[EXERCISE REQUIREMENTS]
In the material below, find every line with "әдебиеті" and pull it out.

[RECORDS SUPPLIED]
####
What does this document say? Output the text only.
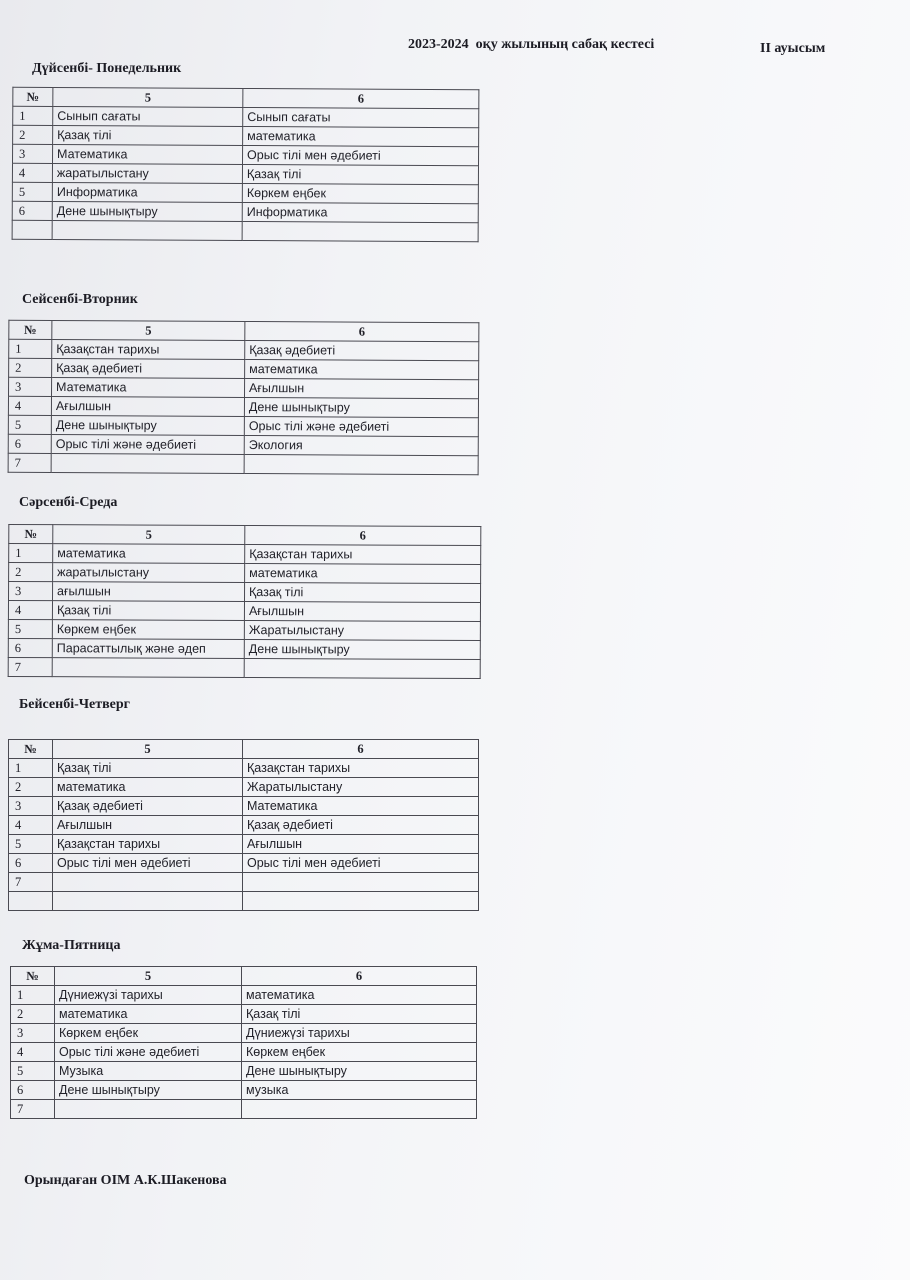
2023-2024  оқу жылының сабақ кестесі	II ауысым
Дүйсенбі- Понедельник
№	5	6
1	Сынып сағаты	Сынып сағаты
2	Қазақ тілі	математика
3	Математика	Орыс тілі мен әдебиеті
4	жаратылыстану	Қазақ тілі
5	Информатика	Көркем еңбек
6	Дене шынықтыру	Информатика

Сейсенбі-Вторник
№	5	6
1	Қазақстан тарихы	Қазақ әдебиеті
2	Қазақ әдебиеті	математика
3	Математика	Ағылшын
4	Ағылшын	Дене шынықтыру
5	Дене шынықтыру	Орыс тілі және әдебиеті
6	Орыс тілі және әдебиеті	Экология
7		
Сәрсенбі-Среда
№	5	6
1	математика	Қазақстан тарихы
2	жаратылыстану	математика
3	ағылшын	Қазақ тілі
4	Қазақ тілі	Ағылшын
5	Көркем еңбек	Жаратылыстану
6	Парасаттылық және әдеп	Дене шынықтыру
7		
Бейсенбі-Четверг
№	5	6
1	Қазақ тілі	Қазақстан тарихы
2	математика	Жаратылыстану
3	Қазақ әдебиеті	Математика
4	Ағылшын	Қазақ әдебиеті
5	Қазақстан тарихы	Ағылшын
6	Орыс тілі мен әдебиеті	Орыс тілі мен әдебиеті
7		

Жұма-Пятница
№	5	6
1	Дүниежүзі тарихы	математика
2	математика	Қазақ тілі
3	Көркем еңбек	Дүниежүзі тарихы
4	Орыс тілі және әдебиеті	Көркем еңбек
5	Музыка	Дене шынықтыру
6	Дене шынықтыру	музыка
7		
Орындаған ОІМ А.К.Шакенова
####
[COMPLETE RESPONSE]
3	Математика	Орыс тілі мен әдебиеті
1	Қазақстан тарихы	Қазақ әдебиеті
2	Қазақ әдебиеті	математика
5	Дене шынықтыру	Орыс тілі және әдебиеті
6	Орыс тілі және әдебиеті	Экология
3	Қазақ әдебиеті	Математика
4	Ағылшын	Қазақ әдебиеті
6	Орыс тілі мен әдебиеті	Орыс тілі мен әдебиеті
4	Орыс тілі және әдебиеті	Көркем еңбек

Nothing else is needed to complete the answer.